_What you are asked to do_
Extract each line bearing the word "JSON".
■ ■ ■ ■ ■ ■ ■
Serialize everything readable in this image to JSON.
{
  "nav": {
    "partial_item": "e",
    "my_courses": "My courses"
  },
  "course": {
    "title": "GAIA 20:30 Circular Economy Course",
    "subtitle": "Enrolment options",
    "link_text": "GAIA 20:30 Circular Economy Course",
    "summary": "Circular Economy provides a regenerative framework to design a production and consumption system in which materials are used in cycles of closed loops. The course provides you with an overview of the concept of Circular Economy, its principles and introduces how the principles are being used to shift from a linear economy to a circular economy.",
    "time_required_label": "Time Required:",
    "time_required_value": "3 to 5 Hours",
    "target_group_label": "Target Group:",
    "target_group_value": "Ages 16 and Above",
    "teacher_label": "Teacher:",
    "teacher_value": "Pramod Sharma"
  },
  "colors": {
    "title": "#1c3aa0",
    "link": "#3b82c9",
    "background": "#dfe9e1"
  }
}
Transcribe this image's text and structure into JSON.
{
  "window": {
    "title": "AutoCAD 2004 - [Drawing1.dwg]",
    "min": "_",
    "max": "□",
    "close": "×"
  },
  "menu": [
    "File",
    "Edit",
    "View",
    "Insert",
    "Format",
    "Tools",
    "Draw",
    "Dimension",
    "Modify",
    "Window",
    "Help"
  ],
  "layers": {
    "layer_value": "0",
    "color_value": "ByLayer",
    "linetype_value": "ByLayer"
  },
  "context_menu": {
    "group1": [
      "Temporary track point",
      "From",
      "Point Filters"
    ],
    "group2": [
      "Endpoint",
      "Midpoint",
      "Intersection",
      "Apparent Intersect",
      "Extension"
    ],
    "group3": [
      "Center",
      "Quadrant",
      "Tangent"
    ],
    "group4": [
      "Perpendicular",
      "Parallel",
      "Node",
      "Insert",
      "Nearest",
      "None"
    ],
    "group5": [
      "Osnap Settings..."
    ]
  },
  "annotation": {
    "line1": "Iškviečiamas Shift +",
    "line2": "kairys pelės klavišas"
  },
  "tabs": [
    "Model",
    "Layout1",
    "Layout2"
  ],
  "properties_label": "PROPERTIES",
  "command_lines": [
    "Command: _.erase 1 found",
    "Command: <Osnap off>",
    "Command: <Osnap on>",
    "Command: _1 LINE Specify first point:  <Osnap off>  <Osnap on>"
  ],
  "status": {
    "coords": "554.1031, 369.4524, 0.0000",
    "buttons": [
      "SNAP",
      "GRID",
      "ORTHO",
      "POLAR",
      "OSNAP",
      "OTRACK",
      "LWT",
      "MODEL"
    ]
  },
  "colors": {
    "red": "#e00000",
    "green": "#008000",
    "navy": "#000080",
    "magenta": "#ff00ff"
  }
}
■ ■ ■ ■ ■ ■ ■
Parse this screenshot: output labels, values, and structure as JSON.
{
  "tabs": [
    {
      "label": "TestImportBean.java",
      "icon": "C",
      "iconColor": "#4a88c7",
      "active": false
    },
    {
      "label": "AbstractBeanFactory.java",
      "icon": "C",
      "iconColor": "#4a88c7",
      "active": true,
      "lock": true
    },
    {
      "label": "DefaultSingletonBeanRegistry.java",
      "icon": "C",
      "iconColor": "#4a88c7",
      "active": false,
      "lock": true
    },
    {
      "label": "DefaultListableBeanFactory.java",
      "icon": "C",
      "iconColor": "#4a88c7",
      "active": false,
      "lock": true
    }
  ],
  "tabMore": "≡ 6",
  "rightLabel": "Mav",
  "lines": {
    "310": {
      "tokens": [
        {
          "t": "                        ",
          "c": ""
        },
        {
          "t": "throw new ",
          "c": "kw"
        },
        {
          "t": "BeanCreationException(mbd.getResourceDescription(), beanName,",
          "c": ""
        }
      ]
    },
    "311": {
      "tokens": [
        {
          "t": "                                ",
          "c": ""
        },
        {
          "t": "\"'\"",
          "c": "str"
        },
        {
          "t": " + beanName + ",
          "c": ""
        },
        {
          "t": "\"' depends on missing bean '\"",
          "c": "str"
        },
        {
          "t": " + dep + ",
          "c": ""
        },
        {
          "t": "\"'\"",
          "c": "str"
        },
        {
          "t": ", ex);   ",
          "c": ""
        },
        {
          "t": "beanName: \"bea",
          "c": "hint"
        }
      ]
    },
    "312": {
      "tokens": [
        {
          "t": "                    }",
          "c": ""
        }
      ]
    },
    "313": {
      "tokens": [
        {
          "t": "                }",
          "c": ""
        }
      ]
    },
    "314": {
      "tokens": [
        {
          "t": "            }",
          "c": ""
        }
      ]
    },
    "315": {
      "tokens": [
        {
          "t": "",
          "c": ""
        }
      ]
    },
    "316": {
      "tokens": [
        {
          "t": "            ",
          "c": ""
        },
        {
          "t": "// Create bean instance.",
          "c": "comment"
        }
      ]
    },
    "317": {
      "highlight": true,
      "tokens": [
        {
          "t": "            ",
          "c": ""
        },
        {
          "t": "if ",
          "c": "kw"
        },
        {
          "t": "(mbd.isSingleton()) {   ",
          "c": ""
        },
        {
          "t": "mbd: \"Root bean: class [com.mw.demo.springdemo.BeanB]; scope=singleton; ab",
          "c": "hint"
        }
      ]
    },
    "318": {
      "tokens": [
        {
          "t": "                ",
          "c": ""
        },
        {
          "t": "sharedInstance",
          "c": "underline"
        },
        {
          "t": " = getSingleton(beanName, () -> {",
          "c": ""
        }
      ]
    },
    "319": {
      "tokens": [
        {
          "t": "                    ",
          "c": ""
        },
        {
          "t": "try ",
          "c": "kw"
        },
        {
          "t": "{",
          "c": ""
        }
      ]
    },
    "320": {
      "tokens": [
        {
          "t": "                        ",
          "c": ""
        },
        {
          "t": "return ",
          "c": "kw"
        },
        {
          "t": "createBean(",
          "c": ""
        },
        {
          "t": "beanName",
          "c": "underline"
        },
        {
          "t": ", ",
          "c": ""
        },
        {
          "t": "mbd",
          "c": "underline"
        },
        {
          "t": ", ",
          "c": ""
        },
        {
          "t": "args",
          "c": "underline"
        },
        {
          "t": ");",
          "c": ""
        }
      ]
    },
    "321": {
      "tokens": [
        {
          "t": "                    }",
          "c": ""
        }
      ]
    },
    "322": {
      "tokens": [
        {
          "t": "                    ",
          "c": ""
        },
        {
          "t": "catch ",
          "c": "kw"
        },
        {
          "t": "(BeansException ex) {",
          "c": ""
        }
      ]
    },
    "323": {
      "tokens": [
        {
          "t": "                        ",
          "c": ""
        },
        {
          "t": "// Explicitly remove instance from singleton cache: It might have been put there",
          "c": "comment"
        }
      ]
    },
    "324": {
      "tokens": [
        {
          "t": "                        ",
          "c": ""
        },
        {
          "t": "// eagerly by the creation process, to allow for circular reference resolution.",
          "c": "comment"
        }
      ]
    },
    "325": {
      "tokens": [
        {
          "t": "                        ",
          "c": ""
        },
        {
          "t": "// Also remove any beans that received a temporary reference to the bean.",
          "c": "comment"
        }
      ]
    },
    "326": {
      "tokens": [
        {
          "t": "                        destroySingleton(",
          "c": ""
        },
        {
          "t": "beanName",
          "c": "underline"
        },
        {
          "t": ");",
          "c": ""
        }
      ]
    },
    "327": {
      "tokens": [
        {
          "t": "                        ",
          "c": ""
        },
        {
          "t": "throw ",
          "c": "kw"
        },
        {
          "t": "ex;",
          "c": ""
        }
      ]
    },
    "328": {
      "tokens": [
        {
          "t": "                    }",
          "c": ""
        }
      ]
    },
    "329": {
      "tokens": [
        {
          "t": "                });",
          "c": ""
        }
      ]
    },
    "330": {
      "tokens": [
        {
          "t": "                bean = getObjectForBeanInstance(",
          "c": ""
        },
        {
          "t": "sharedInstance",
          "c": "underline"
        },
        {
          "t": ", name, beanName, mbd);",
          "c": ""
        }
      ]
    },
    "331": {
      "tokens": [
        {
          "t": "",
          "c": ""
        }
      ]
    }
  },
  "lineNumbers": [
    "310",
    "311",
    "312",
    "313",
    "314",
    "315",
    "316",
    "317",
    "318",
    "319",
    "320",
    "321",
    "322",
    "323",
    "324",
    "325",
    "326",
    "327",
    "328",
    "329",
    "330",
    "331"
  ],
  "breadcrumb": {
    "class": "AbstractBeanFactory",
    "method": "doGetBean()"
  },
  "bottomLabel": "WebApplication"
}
■ ■ ■ ■ ■ ■ ■
_Written response_
Serialize everything readable in this image to JSON.
Transcribe this image's text and structure into JSON.
Parse this screenshot: output labels, values, and structure as JSON.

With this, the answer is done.